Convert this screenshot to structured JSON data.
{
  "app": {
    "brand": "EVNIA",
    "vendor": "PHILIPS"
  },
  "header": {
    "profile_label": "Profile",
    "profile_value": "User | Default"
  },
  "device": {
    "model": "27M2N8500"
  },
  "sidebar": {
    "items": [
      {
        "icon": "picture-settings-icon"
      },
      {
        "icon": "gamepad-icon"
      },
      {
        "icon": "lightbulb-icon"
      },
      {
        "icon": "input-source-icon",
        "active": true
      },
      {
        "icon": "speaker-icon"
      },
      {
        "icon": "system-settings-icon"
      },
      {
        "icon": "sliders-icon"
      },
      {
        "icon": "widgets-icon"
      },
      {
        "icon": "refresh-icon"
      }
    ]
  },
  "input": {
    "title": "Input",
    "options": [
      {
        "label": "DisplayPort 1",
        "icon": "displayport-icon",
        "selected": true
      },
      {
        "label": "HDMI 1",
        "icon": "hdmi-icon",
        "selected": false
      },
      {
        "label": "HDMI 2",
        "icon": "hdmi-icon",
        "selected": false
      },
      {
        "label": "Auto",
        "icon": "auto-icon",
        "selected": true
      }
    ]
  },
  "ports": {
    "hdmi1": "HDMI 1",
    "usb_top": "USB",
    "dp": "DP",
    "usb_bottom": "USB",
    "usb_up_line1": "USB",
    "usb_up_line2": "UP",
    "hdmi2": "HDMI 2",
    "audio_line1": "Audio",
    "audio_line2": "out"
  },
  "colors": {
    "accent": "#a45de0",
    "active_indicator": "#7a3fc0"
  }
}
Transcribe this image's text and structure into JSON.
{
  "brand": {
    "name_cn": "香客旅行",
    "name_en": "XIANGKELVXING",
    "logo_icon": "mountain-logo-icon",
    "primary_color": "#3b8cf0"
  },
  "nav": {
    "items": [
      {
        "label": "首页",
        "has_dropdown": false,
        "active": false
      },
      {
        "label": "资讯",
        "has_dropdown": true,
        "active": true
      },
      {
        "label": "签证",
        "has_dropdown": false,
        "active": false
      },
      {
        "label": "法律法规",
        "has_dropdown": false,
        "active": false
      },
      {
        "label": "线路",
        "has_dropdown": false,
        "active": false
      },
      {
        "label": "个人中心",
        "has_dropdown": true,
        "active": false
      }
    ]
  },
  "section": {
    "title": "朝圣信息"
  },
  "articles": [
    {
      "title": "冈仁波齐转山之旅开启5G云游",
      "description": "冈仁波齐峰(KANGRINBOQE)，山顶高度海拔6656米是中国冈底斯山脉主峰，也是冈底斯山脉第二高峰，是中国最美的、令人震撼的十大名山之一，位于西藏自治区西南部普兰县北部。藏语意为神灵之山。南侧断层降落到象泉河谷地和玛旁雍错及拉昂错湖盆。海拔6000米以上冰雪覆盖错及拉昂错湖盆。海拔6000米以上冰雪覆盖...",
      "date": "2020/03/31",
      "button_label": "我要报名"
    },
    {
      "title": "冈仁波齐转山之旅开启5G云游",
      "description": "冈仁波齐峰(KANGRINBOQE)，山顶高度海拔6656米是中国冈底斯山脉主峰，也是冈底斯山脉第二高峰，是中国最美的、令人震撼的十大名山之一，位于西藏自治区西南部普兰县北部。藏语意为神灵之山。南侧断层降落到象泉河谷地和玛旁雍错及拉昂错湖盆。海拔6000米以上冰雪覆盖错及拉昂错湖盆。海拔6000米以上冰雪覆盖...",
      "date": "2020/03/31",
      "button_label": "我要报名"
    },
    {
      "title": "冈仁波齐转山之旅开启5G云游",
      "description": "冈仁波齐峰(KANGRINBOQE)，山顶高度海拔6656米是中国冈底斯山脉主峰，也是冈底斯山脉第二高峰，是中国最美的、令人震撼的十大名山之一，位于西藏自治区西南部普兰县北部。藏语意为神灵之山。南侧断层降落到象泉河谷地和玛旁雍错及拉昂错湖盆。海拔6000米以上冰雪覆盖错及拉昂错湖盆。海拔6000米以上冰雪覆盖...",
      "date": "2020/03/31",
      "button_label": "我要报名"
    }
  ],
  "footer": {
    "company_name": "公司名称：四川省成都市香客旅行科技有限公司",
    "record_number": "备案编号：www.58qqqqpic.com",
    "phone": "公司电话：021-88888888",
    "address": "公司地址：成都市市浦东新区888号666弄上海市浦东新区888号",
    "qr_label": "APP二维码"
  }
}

#### [Requirements]
Count the lines above that contain the word "this", and reply with only that number.

#### [Written response]
2